__WHAT NEEDS TO BE DONE__
Filter the listing below, copying every line in which the word "repetitions" appears.

[Figure record listings]
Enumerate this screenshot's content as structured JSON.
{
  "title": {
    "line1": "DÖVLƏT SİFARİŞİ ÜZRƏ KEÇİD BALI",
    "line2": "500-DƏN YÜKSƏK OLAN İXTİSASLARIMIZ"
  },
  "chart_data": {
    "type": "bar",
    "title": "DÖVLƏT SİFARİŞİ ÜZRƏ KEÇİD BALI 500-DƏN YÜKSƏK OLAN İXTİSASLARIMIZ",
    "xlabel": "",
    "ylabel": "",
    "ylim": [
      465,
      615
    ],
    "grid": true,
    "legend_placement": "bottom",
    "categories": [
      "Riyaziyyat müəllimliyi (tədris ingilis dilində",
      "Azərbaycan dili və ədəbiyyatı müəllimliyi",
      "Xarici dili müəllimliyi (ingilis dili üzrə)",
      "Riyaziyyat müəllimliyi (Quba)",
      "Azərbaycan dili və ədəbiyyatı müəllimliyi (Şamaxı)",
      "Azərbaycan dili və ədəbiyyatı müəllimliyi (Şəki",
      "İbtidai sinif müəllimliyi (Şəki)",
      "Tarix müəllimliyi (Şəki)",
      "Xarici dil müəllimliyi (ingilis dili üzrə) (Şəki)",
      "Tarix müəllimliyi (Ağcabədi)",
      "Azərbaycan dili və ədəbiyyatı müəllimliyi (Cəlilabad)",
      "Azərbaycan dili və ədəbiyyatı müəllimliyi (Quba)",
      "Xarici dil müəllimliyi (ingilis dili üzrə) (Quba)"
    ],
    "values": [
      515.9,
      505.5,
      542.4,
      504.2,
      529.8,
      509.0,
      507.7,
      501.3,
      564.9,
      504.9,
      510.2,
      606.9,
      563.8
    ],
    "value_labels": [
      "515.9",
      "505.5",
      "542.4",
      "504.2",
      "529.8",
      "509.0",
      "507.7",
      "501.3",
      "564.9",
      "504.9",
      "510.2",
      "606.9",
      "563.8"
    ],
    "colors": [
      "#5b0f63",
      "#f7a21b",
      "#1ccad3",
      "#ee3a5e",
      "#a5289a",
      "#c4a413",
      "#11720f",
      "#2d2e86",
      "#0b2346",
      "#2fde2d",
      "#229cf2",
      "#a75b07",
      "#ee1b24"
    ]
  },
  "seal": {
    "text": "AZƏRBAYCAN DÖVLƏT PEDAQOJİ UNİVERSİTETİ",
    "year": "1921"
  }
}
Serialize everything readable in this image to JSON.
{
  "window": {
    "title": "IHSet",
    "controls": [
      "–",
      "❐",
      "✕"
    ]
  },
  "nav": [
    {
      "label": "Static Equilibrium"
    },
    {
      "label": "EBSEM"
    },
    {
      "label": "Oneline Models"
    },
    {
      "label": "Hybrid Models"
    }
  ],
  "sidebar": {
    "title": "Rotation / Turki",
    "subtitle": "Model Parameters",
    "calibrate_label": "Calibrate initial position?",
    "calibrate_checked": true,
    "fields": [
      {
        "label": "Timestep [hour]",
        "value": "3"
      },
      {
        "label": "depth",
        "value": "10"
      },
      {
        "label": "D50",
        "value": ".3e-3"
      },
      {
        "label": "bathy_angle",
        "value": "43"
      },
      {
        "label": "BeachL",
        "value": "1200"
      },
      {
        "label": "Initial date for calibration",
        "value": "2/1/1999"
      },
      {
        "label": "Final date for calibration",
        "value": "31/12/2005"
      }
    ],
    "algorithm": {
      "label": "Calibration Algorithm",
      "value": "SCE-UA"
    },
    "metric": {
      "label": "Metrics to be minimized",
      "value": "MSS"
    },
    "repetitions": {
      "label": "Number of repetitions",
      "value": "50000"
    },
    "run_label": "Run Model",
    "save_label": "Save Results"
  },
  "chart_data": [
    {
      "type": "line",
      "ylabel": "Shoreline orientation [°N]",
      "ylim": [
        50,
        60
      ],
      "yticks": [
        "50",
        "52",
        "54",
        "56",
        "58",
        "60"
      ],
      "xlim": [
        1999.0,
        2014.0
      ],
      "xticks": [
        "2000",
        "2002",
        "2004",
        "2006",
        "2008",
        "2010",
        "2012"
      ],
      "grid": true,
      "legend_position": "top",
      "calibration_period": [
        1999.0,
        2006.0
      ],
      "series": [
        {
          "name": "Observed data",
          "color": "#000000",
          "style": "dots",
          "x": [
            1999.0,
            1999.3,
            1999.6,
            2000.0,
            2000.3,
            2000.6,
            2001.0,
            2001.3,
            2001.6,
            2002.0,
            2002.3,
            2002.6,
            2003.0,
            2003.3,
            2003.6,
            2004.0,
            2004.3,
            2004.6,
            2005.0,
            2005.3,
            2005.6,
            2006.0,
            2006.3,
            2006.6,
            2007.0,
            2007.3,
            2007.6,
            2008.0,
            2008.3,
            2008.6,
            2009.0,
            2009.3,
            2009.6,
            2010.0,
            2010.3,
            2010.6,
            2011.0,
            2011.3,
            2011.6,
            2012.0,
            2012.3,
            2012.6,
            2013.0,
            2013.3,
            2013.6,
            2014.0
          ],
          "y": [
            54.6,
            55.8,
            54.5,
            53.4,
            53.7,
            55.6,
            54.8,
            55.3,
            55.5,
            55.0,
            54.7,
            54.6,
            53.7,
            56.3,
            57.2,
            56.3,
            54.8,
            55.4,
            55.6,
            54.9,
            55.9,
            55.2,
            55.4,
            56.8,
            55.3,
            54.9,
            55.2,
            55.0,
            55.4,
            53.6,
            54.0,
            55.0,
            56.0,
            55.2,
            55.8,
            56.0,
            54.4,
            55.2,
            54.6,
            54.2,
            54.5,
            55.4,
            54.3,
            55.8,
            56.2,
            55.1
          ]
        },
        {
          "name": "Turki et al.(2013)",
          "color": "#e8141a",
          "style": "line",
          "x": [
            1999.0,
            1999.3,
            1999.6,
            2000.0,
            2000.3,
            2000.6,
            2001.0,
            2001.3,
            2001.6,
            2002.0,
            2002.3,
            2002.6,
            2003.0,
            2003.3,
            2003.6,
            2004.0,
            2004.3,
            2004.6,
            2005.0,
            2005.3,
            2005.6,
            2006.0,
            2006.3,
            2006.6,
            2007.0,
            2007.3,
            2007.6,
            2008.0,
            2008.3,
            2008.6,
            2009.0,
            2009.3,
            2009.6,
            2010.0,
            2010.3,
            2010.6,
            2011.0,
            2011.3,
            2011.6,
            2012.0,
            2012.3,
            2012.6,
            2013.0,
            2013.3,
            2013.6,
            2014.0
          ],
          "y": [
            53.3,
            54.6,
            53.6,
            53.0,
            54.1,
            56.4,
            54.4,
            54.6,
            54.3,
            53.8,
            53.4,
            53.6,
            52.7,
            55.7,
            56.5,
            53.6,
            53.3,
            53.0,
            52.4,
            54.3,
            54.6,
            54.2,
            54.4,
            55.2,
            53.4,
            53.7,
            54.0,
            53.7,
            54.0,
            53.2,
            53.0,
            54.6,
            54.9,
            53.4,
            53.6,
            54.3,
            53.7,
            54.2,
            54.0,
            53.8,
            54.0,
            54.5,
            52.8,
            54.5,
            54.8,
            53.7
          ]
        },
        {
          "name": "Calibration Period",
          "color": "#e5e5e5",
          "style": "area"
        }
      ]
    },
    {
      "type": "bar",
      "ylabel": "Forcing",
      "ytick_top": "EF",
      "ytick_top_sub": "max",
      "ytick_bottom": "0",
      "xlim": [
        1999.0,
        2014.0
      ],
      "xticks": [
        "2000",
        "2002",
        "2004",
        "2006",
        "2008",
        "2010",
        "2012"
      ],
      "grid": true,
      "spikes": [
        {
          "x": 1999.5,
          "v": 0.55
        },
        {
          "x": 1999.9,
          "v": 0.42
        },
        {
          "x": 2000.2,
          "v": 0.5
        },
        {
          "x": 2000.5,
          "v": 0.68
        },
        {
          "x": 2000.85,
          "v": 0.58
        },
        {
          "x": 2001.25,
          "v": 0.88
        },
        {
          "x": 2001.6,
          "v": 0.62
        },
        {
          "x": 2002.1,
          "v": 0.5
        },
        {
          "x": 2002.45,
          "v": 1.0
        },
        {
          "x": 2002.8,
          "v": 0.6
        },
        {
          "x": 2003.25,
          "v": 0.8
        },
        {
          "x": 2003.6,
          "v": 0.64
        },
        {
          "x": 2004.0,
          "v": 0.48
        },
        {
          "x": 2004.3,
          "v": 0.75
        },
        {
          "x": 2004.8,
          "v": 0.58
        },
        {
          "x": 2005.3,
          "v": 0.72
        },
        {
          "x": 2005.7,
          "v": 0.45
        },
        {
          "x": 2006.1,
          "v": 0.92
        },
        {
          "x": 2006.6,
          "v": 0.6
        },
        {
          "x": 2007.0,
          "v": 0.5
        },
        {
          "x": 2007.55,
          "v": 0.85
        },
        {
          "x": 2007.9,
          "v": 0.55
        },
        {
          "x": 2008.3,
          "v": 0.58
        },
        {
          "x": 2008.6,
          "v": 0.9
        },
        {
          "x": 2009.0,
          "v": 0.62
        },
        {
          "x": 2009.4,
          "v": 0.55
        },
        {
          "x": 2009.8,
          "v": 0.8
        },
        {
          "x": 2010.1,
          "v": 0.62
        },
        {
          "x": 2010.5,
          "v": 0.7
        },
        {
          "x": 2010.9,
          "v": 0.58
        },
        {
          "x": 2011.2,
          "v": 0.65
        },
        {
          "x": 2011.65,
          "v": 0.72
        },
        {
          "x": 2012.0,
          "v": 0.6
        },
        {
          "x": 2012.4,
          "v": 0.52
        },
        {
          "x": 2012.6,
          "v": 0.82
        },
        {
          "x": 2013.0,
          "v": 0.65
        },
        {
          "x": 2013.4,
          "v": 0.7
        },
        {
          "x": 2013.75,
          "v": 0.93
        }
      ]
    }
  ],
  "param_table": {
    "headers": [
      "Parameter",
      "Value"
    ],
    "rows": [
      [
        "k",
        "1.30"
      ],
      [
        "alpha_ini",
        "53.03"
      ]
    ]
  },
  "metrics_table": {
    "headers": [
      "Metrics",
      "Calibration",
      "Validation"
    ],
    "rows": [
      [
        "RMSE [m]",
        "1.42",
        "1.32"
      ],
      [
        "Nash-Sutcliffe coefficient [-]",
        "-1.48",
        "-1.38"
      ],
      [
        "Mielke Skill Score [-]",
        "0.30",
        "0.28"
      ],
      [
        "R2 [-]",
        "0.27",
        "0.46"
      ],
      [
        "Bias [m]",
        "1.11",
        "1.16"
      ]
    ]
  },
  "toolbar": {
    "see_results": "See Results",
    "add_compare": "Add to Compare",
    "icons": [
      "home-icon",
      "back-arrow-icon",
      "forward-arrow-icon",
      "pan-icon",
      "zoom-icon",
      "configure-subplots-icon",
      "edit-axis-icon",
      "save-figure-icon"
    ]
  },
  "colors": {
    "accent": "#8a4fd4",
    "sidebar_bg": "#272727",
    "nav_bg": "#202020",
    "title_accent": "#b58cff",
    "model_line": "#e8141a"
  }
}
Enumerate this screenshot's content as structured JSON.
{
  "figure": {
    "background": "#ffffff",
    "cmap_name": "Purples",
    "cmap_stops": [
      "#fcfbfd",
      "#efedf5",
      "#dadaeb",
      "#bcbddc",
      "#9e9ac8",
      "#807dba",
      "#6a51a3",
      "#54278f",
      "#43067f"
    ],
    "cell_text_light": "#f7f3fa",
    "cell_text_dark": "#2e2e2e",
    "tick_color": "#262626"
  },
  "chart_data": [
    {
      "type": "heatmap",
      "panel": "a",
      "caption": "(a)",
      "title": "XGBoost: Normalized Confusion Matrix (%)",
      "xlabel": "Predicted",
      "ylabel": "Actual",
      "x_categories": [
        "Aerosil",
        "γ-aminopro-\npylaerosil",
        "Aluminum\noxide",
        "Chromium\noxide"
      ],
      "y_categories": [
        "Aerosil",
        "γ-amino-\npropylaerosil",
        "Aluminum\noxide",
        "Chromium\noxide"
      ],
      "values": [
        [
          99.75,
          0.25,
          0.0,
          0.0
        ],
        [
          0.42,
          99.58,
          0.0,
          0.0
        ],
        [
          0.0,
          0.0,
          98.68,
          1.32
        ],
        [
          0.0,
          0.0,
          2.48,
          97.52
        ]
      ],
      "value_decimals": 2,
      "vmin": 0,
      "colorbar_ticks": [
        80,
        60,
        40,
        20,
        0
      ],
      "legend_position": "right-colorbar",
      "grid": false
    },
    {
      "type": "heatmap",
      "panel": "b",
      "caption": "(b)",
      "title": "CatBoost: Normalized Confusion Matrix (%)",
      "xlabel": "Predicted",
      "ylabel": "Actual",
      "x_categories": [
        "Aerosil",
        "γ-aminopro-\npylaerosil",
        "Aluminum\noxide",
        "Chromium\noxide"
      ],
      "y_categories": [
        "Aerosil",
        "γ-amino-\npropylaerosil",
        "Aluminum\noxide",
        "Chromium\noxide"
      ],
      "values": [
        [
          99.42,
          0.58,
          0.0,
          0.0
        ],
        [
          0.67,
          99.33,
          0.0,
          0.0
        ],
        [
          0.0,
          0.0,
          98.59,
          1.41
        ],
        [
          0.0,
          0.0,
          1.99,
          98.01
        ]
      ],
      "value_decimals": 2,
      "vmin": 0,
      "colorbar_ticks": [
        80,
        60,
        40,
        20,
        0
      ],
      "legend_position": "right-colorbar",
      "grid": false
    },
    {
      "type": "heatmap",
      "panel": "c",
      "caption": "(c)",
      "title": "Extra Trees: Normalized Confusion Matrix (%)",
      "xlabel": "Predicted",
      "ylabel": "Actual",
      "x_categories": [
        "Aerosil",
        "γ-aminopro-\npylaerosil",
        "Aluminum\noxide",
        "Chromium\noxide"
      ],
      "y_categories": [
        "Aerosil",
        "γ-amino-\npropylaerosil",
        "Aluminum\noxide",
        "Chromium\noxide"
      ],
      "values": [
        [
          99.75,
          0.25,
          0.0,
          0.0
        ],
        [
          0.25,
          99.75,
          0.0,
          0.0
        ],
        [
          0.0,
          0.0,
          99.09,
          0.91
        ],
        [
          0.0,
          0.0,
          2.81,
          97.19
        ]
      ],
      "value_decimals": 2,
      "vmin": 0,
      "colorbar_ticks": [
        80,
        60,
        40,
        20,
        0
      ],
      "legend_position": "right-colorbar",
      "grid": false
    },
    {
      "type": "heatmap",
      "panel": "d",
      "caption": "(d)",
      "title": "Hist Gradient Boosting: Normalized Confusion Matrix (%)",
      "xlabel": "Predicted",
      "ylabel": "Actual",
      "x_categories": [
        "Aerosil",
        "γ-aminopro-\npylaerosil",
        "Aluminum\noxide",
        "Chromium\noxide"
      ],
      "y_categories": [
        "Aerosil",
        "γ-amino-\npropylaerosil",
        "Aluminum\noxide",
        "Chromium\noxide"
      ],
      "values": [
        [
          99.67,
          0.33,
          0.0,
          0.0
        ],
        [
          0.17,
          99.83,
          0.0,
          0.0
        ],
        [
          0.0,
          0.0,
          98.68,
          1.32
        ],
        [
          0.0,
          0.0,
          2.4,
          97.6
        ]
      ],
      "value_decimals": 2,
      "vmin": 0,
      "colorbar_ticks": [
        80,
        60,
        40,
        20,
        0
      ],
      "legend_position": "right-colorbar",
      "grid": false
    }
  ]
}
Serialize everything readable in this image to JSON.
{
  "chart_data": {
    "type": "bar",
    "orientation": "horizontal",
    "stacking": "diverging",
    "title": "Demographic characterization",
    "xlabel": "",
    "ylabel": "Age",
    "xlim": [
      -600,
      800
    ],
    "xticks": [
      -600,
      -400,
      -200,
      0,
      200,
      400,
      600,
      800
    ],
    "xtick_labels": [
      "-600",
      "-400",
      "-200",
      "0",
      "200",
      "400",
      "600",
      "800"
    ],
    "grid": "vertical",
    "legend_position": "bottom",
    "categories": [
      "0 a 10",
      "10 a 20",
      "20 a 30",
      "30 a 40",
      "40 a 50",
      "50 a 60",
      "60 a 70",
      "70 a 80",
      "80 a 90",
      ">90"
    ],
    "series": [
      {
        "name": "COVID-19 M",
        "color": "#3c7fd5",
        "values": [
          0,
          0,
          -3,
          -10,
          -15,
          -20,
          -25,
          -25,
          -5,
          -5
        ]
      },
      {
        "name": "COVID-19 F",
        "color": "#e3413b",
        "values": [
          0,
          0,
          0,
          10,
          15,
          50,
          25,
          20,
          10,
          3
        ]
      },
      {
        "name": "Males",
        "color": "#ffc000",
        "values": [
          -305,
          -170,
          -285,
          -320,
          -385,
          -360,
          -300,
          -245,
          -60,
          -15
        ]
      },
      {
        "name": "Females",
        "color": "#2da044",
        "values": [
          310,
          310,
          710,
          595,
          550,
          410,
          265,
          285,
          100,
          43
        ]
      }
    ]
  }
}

__REPLY TO THE EXERCISE__
    "repetitions": {
      "label": "Number of repetitions",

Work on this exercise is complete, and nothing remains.